→ **PROBLEM**: Gather all lines in the entries below that include the word "离婚证都写的什么内容".
-- start DATA SHOWN --
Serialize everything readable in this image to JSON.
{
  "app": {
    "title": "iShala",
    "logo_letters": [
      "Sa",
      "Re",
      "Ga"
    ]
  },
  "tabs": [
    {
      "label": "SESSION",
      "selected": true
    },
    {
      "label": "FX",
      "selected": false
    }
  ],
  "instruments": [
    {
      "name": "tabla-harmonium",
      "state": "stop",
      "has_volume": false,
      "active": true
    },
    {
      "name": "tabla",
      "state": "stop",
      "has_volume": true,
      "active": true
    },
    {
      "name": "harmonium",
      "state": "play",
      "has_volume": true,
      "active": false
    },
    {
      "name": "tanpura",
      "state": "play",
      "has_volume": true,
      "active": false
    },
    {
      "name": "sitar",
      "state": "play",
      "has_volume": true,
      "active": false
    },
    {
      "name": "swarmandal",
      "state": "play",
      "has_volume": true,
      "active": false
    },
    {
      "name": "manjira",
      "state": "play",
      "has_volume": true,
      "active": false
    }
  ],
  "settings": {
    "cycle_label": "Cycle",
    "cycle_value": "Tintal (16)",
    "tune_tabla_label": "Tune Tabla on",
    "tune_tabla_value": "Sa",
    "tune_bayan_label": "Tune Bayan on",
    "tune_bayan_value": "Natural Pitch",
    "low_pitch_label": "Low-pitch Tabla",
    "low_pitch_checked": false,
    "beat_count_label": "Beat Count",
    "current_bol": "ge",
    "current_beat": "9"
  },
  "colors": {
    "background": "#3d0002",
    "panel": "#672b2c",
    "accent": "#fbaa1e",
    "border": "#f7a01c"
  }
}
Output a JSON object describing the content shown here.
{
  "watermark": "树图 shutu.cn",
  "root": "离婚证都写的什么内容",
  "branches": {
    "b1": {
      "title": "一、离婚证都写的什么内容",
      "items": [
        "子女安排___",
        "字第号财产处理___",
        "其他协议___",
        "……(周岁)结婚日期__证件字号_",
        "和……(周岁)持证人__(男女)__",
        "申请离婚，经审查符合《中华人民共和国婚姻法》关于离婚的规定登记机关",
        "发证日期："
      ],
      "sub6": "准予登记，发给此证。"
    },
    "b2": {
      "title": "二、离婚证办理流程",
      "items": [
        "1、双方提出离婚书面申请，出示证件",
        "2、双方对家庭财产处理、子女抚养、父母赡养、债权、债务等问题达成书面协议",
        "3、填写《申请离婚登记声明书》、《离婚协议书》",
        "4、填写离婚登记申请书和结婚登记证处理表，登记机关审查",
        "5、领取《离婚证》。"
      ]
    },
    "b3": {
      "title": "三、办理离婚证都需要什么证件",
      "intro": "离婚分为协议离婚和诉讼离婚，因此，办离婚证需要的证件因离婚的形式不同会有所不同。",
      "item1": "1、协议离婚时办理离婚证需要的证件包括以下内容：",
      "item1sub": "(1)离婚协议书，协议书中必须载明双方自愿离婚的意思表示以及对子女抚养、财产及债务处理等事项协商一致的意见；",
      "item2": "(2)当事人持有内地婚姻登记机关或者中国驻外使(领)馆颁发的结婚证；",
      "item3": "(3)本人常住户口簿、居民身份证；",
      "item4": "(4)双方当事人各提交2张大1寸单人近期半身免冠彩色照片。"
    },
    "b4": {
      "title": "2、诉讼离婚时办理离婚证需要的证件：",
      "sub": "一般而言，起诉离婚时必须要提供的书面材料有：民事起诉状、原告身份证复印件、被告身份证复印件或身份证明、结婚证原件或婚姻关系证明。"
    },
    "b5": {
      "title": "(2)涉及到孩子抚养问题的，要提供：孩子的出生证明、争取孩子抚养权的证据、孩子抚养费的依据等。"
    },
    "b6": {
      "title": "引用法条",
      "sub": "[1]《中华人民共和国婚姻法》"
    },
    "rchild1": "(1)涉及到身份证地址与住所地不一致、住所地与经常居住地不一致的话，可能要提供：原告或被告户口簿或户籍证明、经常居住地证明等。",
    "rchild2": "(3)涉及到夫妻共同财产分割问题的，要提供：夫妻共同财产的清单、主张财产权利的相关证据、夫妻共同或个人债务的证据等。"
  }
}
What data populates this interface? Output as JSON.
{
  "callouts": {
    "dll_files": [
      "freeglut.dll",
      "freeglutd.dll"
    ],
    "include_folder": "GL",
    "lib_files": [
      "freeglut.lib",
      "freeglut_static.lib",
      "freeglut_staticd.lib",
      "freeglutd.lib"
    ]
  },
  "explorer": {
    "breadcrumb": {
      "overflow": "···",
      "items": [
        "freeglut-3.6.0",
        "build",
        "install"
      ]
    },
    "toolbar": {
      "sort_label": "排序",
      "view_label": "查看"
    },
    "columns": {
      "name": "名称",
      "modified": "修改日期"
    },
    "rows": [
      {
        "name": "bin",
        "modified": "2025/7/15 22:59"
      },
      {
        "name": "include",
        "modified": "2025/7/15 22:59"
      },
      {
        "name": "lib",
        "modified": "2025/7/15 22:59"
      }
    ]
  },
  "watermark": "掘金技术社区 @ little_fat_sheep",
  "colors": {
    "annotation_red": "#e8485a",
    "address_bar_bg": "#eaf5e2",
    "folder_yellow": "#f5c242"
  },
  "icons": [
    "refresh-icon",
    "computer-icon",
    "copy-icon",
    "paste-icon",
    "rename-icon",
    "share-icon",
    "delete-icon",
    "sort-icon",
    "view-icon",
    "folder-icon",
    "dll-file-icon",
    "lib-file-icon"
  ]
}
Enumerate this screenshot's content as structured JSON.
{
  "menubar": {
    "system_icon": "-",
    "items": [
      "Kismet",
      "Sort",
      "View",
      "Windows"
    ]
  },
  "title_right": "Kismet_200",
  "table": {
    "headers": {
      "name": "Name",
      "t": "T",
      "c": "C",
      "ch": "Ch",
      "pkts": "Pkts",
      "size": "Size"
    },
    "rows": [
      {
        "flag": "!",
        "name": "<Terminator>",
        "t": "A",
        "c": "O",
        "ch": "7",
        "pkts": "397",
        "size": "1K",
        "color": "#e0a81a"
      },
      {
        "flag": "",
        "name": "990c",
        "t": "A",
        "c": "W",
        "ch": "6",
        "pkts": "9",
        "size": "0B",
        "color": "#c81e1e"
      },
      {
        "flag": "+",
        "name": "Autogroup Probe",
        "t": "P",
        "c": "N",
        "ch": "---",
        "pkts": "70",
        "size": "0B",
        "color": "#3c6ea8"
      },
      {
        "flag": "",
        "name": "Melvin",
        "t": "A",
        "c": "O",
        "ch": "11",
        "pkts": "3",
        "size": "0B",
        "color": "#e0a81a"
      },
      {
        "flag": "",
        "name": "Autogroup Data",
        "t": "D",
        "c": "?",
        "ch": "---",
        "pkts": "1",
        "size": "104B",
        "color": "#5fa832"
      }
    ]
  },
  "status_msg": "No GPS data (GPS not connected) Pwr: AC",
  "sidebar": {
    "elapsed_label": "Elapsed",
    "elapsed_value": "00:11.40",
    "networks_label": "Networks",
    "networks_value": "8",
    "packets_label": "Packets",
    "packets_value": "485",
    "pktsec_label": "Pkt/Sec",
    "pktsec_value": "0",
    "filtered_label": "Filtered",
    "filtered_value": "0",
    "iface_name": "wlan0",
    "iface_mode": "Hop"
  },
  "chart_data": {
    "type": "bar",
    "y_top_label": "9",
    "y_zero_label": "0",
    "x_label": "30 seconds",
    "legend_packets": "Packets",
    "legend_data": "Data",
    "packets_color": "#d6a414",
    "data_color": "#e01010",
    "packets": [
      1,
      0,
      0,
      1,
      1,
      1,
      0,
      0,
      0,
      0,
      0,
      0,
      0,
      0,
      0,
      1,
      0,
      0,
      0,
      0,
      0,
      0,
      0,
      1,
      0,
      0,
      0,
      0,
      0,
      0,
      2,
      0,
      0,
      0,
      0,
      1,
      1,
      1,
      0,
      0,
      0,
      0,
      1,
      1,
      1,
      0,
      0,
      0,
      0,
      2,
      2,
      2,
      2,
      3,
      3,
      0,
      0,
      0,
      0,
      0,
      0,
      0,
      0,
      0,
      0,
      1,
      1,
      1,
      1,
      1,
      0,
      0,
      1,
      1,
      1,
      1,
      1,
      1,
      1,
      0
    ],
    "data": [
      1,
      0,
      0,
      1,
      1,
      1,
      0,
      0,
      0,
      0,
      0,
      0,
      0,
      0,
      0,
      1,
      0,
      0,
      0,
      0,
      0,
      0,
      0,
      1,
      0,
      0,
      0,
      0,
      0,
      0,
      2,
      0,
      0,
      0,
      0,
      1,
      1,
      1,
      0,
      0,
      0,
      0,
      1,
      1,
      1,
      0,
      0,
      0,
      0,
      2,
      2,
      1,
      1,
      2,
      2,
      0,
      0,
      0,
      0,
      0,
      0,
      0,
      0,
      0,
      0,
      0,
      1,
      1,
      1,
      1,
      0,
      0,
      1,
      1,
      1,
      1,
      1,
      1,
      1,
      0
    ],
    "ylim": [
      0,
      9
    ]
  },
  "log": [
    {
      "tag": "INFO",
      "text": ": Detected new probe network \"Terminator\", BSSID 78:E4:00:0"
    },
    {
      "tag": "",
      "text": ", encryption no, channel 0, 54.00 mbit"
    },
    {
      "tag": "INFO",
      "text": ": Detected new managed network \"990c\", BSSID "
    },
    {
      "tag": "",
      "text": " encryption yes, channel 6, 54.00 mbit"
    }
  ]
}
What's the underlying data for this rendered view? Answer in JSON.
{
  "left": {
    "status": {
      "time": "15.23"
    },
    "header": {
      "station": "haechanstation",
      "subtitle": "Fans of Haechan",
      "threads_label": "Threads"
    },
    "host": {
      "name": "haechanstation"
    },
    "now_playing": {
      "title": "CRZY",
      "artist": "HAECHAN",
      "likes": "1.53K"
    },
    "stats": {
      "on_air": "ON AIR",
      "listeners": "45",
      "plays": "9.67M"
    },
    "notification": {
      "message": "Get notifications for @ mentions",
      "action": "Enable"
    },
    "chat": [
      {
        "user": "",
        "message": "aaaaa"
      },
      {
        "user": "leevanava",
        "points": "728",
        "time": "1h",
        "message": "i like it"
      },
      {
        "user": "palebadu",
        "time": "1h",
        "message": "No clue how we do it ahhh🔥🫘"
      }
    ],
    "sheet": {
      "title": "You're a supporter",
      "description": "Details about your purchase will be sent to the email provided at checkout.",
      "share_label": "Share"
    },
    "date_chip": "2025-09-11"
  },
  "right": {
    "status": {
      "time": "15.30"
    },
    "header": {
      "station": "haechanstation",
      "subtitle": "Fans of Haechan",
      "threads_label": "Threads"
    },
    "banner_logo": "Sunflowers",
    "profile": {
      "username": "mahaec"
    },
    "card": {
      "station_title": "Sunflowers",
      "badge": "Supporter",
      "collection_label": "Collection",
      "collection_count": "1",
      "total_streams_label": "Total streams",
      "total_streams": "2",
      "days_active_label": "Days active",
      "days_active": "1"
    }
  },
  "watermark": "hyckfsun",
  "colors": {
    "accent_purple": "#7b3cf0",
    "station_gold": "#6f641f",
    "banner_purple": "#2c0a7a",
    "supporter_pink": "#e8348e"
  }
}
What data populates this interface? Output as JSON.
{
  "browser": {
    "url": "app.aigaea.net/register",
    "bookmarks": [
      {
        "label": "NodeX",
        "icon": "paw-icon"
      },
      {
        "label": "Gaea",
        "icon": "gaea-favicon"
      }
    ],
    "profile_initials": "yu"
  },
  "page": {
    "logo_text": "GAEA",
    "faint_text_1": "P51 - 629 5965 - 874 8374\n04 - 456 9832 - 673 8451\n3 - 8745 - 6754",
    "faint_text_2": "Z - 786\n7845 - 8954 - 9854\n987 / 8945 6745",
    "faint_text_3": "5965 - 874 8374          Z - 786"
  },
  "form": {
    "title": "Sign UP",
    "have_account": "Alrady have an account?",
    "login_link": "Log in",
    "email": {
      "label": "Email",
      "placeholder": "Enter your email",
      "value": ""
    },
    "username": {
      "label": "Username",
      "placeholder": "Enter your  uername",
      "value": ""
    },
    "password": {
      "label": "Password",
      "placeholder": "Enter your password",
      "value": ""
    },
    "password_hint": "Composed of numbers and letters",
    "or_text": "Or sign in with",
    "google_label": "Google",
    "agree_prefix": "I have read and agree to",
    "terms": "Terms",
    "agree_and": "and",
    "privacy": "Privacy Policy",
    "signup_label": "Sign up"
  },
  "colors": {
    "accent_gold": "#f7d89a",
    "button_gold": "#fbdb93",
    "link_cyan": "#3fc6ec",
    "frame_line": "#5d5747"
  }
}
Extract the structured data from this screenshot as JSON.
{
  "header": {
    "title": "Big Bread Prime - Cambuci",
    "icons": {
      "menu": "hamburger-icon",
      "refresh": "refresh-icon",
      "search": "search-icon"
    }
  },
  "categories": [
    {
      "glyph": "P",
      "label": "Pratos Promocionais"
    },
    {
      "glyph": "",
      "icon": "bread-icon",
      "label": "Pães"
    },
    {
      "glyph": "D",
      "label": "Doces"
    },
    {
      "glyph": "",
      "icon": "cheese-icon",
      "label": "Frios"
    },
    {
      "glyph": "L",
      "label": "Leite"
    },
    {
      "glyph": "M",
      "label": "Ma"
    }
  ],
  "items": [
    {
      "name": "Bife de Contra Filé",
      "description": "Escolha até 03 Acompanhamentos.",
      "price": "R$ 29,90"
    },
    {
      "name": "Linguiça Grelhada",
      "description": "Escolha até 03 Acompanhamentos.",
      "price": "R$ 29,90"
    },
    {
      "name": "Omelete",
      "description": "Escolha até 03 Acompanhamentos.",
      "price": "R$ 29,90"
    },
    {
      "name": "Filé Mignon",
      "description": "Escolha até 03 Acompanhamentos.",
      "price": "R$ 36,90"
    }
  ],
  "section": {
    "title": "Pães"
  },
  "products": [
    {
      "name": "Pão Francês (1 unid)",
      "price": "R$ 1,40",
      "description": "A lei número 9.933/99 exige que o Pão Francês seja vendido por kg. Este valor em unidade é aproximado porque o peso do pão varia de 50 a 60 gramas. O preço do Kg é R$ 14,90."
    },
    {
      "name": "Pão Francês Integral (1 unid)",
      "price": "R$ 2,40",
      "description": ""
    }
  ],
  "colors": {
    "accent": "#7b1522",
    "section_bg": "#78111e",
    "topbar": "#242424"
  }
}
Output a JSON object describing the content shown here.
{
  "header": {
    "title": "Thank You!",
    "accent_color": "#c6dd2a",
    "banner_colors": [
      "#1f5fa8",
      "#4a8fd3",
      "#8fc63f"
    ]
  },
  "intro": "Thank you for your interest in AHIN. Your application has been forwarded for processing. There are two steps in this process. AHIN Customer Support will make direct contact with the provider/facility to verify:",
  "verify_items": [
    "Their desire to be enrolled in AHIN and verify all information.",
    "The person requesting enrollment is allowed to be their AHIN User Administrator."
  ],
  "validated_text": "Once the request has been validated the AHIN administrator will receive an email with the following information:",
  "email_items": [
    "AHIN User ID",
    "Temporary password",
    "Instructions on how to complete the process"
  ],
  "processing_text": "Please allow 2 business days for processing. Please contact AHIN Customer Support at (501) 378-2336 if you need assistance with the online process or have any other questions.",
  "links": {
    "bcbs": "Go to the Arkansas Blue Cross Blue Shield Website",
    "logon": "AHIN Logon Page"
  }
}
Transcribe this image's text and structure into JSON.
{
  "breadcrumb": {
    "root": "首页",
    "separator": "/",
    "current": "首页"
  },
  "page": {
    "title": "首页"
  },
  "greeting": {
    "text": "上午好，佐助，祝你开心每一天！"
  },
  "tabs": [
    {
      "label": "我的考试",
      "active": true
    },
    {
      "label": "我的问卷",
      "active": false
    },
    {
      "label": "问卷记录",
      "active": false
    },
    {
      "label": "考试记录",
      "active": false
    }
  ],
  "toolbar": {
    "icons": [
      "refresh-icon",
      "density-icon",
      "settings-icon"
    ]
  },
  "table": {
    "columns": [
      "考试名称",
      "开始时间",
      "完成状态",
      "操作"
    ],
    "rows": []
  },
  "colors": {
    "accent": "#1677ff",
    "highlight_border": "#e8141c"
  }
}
-- end DATA SHOWN --
→ **CORRECT RESPONSE**:
  "root": "离婚证都写的什么内容",
      "title": "一、离婚证都写的什么内容",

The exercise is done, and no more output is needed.